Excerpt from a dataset
[start]
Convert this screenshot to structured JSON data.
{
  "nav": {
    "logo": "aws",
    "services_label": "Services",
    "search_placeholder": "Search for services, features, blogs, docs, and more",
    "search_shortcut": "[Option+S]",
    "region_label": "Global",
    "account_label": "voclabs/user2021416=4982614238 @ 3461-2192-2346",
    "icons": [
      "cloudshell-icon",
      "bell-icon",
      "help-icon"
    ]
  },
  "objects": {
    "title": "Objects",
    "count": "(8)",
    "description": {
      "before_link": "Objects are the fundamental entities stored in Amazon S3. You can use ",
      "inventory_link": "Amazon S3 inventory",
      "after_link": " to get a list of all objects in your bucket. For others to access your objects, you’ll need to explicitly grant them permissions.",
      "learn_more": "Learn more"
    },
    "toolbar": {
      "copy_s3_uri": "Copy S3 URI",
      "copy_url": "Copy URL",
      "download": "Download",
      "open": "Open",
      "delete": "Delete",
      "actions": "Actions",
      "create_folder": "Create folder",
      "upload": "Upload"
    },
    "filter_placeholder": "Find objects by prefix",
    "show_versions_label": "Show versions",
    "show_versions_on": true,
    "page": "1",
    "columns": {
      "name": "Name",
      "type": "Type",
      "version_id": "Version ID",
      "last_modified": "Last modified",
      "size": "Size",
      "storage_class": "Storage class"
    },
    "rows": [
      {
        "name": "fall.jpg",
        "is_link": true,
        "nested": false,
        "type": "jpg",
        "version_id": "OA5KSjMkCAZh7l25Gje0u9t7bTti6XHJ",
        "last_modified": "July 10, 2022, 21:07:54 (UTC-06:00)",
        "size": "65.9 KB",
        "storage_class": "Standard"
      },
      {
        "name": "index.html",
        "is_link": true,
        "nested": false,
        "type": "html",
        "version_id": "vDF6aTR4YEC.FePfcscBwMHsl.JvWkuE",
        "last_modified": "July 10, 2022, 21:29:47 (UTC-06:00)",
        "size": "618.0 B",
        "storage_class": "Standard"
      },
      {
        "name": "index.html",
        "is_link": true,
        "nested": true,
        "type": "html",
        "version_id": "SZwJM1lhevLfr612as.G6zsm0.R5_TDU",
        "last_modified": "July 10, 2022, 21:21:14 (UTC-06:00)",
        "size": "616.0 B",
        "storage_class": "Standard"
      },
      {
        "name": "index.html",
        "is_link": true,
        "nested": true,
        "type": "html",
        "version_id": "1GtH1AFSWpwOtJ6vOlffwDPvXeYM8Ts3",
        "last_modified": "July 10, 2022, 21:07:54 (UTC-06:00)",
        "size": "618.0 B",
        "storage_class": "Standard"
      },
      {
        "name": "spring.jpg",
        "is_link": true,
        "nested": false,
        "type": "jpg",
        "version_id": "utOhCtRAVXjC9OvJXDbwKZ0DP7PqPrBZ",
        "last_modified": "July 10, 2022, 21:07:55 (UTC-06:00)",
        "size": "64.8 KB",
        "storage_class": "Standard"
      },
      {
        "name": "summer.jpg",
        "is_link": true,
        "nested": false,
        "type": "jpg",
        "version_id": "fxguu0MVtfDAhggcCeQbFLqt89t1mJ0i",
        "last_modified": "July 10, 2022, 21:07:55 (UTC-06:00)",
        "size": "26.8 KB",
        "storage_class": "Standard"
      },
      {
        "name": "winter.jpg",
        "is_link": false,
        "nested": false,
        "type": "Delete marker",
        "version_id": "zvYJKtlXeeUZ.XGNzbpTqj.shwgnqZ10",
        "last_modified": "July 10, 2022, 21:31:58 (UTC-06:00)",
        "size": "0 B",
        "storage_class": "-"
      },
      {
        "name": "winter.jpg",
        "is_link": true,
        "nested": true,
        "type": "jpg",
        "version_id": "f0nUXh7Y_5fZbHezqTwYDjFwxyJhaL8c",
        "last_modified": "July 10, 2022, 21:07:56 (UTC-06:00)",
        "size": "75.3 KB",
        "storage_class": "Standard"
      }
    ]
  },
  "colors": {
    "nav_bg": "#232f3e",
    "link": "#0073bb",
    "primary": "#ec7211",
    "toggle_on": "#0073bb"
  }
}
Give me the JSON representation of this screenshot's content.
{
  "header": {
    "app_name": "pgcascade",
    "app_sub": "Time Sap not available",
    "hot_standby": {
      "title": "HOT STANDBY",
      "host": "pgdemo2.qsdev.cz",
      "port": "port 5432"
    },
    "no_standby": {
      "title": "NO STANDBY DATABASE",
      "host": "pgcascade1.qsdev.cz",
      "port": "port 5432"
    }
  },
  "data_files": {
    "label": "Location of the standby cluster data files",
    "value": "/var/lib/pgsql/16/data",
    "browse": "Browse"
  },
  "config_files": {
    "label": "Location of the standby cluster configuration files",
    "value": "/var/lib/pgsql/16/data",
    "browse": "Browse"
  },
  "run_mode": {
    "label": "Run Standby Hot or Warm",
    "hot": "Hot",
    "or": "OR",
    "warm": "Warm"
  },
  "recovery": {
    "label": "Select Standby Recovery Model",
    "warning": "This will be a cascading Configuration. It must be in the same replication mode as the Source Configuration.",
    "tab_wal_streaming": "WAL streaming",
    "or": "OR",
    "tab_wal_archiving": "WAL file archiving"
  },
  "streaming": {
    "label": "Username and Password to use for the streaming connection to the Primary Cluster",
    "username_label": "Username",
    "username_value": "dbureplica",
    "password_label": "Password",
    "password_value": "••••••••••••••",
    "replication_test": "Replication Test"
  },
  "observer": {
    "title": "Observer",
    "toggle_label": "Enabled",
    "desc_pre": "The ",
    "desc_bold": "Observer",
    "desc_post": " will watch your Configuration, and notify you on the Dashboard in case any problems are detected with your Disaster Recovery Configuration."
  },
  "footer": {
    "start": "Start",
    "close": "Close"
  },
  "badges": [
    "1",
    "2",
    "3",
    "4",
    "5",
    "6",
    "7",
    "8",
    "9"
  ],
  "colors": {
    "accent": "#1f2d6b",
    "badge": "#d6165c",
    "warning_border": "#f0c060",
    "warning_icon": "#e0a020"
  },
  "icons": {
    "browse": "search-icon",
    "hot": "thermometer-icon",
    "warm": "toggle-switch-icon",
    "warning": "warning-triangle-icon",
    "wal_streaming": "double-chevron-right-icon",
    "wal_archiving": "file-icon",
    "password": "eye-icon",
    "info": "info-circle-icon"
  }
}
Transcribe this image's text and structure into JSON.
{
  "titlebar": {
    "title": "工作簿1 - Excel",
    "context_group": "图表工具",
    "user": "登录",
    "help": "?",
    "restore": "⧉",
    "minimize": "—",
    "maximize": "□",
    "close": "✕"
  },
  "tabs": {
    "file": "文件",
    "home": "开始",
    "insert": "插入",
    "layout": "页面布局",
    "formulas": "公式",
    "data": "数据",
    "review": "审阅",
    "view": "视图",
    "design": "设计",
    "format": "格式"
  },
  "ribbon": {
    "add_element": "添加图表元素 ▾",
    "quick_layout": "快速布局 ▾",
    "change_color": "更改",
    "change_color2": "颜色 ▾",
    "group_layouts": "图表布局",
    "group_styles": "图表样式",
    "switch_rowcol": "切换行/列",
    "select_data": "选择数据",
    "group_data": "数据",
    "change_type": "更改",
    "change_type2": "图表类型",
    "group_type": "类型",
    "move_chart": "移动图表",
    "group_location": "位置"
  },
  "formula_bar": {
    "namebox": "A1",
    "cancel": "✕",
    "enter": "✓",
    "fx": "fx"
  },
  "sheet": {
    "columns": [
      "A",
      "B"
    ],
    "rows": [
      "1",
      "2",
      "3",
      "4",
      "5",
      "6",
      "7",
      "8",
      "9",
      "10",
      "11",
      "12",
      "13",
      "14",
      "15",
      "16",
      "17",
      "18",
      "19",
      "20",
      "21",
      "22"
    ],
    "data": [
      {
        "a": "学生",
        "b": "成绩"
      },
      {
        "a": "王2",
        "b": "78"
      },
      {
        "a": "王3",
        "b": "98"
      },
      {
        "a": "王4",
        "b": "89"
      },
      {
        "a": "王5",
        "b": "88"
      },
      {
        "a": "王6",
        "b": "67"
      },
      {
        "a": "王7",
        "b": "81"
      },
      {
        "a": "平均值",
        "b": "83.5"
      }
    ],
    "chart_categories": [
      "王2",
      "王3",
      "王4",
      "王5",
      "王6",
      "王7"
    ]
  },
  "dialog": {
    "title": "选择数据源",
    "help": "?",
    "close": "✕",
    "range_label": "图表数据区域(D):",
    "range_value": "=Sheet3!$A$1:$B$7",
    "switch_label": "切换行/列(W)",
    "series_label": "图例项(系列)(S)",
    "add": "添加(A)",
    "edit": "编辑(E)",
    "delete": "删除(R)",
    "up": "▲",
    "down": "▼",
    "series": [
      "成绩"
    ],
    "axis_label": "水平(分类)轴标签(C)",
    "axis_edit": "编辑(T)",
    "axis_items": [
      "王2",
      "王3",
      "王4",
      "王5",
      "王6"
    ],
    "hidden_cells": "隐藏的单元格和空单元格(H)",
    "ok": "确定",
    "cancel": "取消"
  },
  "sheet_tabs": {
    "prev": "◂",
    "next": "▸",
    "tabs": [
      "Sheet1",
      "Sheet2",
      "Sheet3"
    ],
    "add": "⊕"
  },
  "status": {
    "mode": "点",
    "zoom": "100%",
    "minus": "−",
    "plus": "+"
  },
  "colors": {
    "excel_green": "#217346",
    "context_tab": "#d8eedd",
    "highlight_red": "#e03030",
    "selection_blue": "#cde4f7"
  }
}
[end]
Show every line where the string "qsdev" appears.

(The response):
      "host": "pgdemo2.qsdev.cz",
      "host": "pgcascade1.qsdev.cz",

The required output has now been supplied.